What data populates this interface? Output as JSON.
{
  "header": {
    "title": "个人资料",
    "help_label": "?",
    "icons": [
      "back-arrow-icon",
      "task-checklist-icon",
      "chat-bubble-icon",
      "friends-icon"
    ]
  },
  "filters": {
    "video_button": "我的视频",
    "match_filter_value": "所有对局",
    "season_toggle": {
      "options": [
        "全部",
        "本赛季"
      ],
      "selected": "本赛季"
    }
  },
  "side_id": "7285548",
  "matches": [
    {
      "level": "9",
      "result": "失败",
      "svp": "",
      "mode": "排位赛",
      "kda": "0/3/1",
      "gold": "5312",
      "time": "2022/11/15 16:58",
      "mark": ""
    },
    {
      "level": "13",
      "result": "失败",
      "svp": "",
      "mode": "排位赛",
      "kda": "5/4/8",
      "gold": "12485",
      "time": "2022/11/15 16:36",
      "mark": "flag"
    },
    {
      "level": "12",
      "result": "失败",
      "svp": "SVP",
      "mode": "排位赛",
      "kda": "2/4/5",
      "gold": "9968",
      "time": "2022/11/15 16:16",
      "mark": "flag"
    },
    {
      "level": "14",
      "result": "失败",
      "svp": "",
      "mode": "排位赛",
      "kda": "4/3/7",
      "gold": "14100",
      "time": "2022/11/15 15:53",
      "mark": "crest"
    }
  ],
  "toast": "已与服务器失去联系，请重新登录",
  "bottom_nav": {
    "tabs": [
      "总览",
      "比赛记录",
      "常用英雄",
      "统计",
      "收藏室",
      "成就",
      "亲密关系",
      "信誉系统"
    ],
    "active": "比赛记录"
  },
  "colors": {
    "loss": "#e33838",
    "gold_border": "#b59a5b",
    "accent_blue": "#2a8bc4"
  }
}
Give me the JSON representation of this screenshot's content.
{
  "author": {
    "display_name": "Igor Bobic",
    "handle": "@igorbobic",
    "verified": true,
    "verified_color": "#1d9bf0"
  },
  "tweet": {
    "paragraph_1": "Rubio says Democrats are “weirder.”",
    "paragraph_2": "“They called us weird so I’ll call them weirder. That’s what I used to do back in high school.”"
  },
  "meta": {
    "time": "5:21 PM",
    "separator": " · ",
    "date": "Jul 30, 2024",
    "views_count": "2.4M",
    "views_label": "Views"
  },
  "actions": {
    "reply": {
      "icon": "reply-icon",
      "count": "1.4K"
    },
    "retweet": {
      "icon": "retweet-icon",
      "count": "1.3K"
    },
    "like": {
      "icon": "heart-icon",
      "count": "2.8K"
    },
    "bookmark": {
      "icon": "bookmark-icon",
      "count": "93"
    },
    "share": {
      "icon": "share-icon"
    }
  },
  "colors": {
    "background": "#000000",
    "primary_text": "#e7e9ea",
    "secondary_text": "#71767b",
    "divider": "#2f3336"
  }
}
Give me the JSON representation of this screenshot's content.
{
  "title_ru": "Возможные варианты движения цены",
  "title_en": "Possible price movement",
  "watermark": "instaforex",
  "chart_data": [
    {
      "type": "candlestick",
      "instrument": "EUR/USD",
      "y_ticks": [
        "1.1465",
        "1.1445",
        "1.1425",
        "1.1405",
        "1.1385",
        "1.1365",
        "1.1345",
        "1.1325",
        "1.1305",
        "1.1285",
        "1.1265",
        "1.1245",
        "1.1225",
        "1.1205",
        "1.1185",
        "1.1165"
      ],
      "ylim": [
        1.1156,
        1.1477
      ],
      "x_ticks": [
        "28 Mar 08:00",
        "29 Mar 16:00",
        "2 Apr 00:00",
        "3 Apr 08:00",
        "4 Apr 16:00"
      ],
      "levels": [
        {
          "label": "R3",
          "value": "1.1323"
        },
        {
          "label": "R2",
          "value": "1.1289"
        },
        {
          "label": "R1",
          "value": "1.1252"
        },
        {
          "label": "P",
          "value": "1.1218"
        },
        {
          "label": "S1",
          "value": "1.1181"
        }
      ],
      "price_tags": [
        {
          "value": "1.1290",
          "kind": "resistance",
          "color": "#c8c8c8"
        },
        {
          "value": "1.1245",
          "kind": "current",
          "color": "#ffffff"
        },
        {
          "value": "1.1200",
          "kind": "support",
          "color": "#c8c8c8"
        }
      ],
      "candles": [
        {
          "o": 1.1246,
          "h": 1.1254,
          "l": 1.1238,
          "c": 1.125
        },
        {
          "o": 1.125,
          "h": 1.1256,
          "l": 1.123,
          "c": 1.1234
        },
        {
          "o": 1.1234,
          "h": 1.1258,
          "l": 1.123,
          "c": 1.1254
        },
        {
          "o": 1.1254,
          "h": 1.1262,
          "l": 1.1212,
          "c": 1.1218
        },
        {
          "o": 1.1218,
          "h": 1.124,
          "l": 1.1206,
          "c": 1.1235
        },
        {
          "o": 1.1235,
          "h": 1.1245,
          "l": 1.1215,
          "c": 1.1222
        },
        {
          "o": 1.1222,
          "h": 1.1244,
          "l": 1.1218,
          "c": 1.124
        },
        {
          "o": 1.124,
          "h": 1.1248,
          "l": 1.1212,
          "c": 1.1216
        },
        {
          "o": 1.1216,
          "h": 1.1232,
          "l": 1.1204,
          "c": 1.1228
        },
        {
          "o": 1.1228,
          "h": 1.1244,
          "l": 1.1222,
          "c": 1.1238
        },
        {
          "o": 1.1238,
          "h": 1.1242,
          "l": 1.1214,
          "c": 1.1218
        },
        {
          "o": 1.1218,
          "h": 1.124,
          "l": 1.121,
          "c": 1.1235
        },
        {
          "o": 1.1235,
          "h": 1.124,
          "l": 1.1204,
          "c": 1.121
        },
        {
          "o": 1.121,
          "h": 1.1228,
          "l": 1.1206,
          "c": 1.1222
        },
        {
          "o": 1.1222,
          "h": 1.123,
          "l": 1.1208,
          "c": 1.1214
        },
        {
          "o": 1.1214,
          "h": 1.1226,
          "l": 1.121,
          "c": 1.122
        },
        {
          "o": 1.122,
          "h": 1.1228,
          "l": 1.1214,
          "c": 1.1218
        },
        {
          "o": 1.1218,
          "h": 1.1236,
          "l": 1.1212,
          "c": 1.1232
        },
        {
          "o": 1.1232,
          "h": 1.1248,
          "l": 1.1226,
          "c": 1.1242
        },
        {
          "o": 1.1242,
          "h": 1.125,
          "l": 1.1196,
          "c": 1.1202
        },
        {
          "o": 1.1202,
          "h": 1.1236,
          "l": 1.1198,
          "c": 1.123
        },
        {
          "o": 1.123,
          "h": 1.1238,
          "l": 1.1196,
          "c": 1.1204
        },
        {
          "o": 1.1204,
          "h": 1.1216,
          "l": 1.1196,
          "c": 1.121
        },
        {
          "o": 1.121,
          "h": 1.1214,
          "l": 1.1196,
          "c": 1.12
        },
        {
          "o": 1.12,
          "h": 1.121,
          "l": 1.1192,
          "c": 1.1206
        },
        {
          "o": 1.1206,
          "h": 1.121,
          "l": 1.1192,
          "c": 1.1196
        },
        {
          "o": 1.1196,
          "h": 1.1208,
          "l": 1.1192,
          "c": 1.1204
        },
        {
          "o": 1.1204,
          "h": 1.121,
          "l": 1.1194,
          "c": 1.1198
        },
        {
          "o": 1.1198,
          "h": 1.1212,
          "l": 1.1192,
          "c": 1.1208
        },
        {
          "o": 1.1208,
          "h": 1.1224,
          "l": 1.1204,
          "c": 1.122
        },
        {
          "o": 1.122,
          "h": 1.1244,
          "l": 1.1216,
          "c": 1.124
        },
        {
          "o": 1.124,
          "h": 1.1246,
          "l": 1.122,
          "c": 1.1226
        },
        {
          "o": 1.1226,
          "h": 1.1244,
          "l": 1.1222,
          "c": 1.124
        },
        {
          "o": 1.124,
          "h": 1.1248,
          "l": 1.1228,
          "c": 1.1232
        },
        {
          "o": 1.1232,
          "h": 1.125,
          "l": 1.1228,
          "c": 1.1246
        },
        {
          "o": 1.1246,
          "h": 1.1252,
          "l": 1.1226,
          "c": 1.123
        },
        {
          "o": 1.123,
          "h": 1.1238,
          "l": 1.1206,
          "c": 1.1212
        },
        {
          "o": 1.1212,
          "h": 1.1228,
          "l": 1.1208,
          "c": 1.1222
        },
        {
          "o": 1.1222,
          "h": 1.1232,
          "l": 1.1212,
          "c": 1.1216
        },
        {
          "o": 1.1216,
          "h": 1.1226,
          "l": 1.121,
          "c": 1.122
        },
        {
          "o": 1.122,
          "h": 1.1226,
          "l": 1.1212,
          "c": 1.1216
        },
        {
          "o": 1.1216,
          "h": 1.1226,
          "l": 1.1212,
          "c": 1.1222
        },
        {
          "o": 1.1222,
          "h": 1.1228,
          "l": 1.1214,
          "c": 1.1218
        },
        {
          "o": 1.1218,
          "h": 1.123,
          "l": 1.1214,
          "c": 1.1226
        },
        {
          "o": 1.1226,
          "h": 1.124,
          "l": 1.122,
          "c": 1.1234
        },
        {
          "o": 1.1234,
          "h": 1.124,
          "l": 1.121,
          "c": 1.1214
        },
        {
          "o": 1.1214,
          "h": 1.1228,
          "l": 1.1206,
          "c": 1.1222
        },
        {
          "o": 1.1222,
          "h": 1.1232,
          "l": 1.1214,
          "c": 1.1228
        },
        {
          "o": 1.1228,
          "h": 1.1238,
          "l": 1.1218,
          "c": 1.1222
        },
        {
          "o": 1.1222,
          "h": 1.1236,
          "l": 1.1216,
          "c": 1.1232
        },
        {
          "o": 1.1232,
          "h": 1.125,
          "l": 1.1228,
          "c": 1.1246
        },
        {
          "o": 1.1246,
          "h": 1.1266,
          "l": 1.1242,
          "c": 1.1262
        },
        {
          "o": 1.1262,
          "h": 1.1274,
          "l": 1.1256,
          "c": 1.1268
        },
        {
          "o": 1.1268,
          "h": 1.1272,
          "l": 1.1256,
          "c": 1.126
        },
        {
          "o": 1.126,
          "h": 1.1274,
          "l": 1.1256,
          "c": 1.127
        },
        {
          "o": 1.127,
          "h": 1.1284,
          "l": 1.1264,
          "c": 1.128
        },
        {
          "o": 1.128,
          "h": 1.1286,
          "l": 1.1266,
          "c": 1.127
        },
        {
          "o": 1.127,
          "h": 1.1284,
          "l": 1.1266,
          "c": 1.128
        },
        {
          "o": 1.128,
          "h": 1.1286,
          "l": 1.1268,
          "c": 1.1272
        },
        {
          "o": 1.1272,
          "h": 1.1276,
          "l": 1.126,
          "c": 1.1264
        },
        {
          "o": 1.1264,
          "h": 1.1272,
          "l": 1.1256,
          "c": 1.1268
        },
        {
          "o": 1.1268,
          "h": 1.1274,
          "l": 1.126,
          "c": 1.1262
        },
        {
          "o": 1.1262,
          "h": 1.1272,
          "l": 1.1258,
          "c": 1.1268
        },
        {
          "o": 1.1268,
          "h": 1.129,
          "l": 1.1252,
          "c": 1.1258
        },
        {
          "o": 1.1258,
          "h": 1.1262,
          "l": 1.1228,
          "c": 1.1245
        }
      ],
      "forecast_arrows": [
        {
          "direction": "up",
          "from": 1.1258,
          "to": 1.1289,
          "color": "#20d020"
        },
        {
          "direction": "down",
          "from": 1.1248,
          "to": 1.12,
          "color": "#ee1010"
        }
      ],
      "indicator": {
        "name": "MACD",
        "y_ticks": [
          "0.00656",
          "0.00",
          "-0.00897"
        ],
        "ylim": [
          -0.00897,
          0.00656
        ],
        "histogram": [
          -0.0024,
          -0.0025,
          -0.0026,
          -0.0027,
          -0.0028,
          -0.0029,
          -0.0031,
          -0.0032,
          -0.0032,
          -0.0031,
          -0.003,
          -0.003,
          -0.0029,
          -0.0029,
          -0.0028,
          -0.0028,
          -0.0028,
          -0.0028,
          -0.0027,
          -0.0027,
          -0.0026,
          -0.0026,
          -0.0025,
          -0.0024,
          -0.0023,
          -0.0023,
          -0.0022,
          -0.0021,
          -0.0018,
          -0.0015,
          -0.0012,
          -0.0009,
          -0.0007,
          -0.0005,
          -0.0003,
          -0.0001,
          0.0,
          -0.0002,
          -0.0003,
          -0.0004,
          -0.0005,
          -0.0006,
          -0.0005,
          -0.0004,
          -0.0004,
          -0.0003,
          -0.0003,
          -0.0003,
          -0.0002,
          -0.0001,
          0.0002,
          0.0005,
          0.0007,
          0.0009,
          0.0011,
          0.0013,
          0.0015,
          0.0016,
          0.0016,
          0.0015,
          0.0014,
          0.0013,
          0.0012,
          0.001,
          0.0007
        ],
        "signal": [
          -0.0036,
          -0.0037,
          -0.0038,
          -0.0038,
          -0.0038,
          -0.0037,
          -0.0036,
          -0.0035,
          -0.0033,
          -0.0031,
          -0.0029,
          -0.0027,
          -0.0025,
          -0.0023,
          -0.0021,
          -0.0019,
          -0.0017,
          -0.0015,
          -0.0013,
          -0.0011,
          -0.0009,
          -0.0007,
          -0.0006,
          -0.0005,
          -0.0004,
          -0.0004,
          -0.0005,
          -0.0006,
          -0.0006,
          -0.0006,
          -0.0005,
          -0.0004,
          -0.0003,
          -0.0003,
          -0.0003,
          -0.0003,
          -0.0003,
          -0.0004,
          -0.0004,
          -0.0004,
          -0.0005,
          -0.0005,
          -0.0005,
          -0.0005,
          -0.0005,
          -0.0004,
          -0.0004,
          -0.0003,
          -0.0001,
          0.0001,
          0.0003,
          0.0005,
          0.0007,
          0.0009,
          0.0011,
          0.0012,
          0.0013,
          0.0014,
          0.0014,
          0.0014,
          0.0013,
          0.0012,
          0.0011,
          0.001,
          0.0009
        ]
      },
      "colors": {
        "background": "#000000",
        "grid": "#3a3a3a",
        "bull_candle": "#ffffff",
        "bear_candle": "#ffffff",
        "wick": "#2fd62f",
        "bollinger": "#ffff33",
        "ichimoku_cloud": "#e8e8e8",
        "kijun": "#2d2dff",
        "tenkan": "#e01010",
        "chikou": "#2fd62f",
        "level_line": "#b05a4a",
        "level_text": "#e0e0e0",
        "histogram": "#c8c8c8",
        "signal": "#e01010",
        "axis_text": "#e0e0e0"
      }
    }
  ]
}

*WHAT IS NEEDED:* Copy out each line of the entries that holds "ffffff".

*WRITTEN ANSWER:*
          "color": "#ffffff"
        "bull_candle": "#ffffff",
        "bear_candle": "#ffffff",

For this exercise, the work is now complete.